EXERCISE BRIEF: Reproduce the listing below in full and without alteration, apart from its pictures.

GIVEN DATA:
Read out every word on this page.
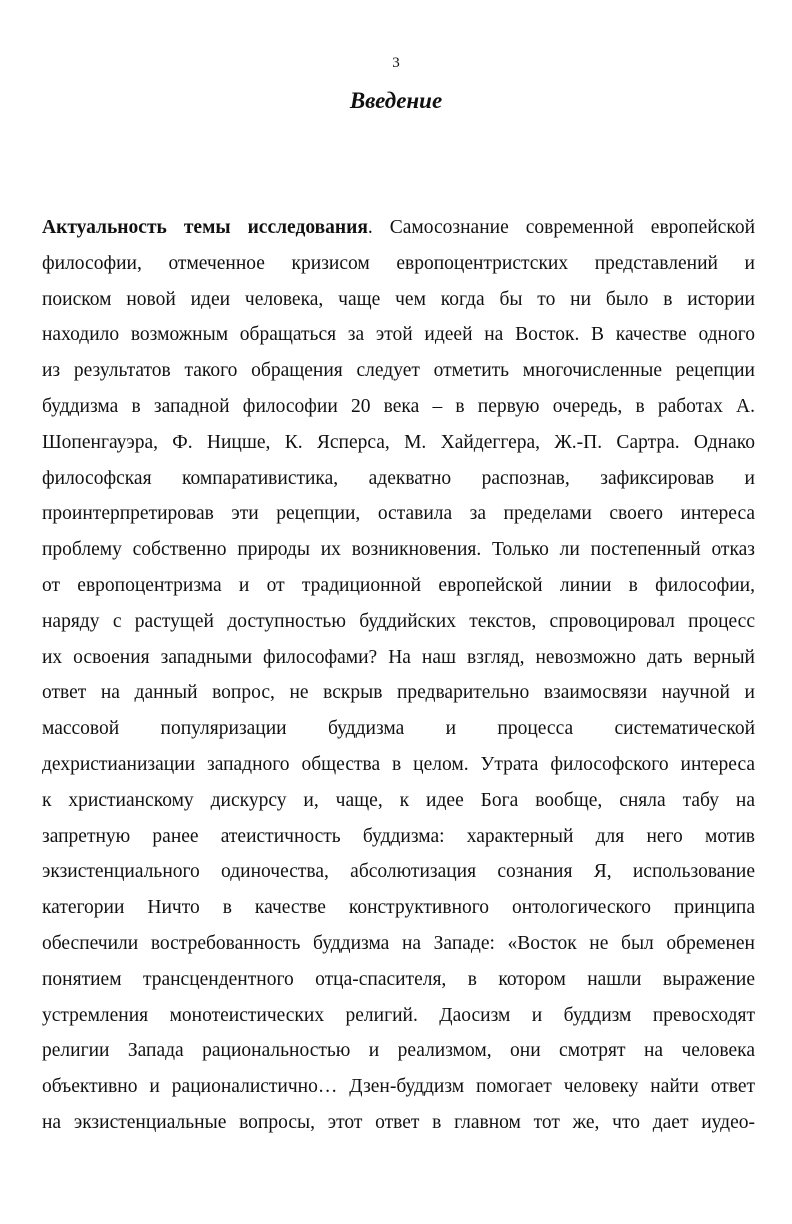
3
Введение
Актуальность темы исследования. Самосознание современной европейской
философии, отмеченное кризисом европоцентристских представлений и
поиском новой идеи человека, чаще чем когда бы то ни было в истории
находило возможным обращаться за этой идеей на Восток. В качестве одного
из результатов такого обращения следует отметить многочисленные рецепции
буддизма в западной философии 20 века – в первую очередь, в работах А.
Шопенгауэра, Ф. Ницше, К. Ясперса, М. Хайдеггера, Ж.-П. Сартра. Однако
философская компаративистика, адекватно распознав, зафиксировав и
проинтерпретировав эти рецепции, оставила за пределами своего интереса
проблему собственно природы их возникновения. Только ли постепенный отказ
от европоцентризма и от традиционной европейской линии в философии,
наряду с растущей доступностью буддийских текстов, спровоцировал процесс
их освоения западными философами? На наш взгляд, невозможно дать верный
ответ на данный вопрос, не вскрыв предварительно взаимосвязи научной и
массовой популяризации буддизма и процесса систематической
дехристианизации западного общества в целом. Утрата философского интереса
к христианскому дискурсу и, чаще, к идее Бога вообще, сняла табу на
запретную ранее атеистичность буддизма: характерный для него мотив
экзистенциального одиночества, абсолютизация сознания Я, использование
категории Ничто в качестве конструктивного онтологического принципа
обеспечили востребованность буддизма на Западе: «Восток не был обременен
понятием трансцендентного отца-спасителя, в котором нашли выражение
устремления монотеистических религий. Даосизм и буддизм превосходят
религии Запада рациональностью и реализмом, они смотрят на человека
объективно и рационалистично… Дзен-буддизм помогает человеку найти ответ
на экзистенциальные вопросы, этот ответ в главном тот же, что дает иудео-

FULL ANSWER:
Read out every word on this page.
3
Введение
Актуальность темы исследования. Самосознание современной европейской
философии, отмеченное кризисом европоцентристских представлений и
поиском новой идеи человека, чаще чем когда бы то ни было в истории
находило возможным обращаться за этой идеей на Восток. В качестве одного
из результатов такого обращения следует отметить многочисленные рецепции
буддизма в западной философии 20 века – в первую очередь, в работах А.
Шопенгауэра, Ф. Ницше, К. Ясперса, М. Хайдеггера, Ж.-П. Сартра. Однако
философская компаративистика, адекватно распознав, зафиксировав и
проинтерпретировав эти рецепции, оставила за пределами своего интереса
проблему собственно природы их возникновения. Только ли постепенный отказ
от европоцентризма и от традиционной европейской линии в философии,
наряду с растущей доступностью буддийских текстов, спровоцировал процесс
их освоения западными философами? На наш взгляд, невозможно дать верный
ответ на данный вопрос, не вскрыв предварительно взаимосвязи научной и
массовой популяризации буддизма и процесса систематической
дехристианизации западного общества в целом. Утрата философского интереса
к христианскому дискурсу и, чаще, к идее Бога вообще, сняла табу на
запретную ранее атеистичность буддизма: характерный для него мотив
экзистенциального одиночества, абсолютизация сознания Я, использование
категории Ничто в качестве конструктивного онтологического принципа
обеспечили востребованность буддизма на Западе: «Восток не был обременен
понятием трансцендентного отца-спасителя, в котором нашли выражение
устремления монотеистических религий. Даосизм и буддизм превосходят
религии Запада рациональностью и реализмом, они смотрят на человека
объективно и рационалистично… Дзен-буддизм помогает человеку найти ответ
на экзистенциальные вопросы, этот ответ в главном тот же, что дает иудео-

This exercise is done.